The exercise: Your task is to reproduce the entries below word for word.
[Records shown start]
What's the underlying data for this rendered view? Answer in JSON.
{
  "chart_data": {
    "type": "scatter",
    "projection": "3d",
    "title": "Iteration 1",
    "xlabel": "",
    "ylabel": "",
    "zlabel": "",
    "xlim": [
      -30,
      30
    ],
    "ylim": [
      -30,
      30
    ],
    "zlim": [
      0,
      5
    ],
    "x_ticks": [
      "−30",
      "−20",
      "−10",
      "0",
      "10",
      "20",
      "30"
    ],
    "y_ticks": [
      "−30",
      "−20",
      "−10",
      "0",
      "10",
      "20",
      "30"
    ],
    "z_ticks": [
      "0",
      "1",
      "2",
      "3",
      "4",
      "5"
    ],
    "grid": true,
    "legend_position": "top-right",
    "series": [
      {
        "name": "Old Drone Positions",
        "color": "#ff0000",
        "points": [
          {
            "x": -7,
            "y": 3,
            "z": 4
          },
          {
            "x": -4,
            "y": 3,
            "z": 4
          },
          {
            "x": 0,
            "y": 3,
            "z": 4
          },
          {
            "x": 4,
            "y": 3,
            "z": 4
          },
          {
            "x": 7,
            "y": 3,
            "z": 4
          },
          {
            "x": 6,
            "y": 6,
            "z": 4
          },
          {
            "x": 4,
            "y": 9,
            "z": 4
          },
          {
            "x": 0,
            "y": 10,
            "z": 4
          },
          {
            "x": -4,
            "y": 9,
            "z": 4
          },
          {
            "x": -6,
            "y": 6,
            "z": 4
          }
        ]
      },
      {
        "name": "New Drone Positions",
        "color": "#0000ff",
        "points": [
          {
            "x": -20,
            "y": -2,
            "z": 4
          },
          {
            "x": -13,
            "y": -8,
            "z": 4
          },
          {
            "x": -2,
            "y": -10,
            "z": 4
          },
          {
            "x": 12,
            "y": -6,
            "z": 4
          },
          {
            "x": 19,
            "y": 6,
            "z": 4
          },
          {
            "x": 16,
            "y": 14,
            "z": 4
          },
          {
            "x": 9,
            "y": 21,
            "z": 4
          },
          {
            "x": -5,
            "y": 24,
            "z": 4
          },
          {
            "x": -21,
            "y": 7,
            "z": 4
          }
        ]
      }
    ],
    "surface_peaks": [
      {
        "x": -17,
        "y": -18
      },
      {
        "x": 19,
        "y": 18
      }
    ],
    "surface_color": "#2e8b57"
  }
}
[Records shown end]
Result of this exercise:
What's the underlying data for this rendered view? Answer in JSON.
{
  "chart_data": {
    "type": "scatter",
    "projection": "3d",
    "title": "Iteration 1",
    "xlabel": "",
    "ylabel": "",
    "zlabel": "",
    "xlim": [
      -30,
      30
    ],
    "ylim": [
      -30,
      30
    ],
    "zlim": [
      0,
      5
    ],
    "x_ticks": [
      "−30",
      "−20",
      "−10",
      "0",
      "10",
      "20",
      "30"
    ],
    "y_ticks": [
      "−30",
      "−20",
      "−10",
      "0",
      "10",
      "20",
      "30"
    ],
    "z_ticks": [
      "0",
      "1",
      "2",
      "3",
      "4",
      "5"
    ],
    "grid": true,
    "legend_position": "top-right",
    "series": [
      {
        "name": "Old Drone Positions",
        "color": "#ff0000",
        "points": [
          {
            "x": -7,
            "y": 3,
            "z": 4
          },
          {
            "x": -4,
            "y": 3,
            "z": 4
          },
          {
            "x": 0,
            "y": 3,
            "z": 4
          },
          {
            "x": 4,
            "y": 3,
            "z": 4
          },
          {
            "x": 7,
            "y": 3,
            "z": 4
          },
          {
            "x": 6,
            "y": 6,
            "z": 4
          },
          {
            "x": 4,
            "y": 9,
            "z": 4
          },
          {
            "x": 0,
            "y": 10,
            "z": 4
          },
          {
            "x": -4,
            "y": 9,
            "z": 4
          },
          {
            "x": -6,
            "y": 6,
            "z": 4
          }
        ]
      },
      {
        "name": "New Drone Positions",
        "color": "#0000ff",
        "points": [
          {
            "x": -20,
            "y": -2,
            "z": 4
          },
          {
            "x": -13,
            "y": -8,
            "z": 4
          },
          {
            "x": -2,
            "y": -10,
            "z": 4
          },
          {
            "x": 12,
            "y": -6,
            "z": 4
          },
          {
            "x": 19,
            "y": 6,
            "z": 4
          },
          {
            "x": 16,
            "y": 14,
            "z": 4
          },
          {
            "x": 9,
            "y": 21,
            "z": 4
          },
          {
            "x": -5,
            "y": 24,
            "z": 4
          },
          {
            "x": -21,
            "y": 7,
            "z": 4
          }
        ]
      }
    ],
    "surface_peaks": [
      {
        "x": -17,
        "y": -18
      },
      {
        "x": 19,
        "y": 18
      }
    ],
    "surface_color": "#2e8b57"
  }
}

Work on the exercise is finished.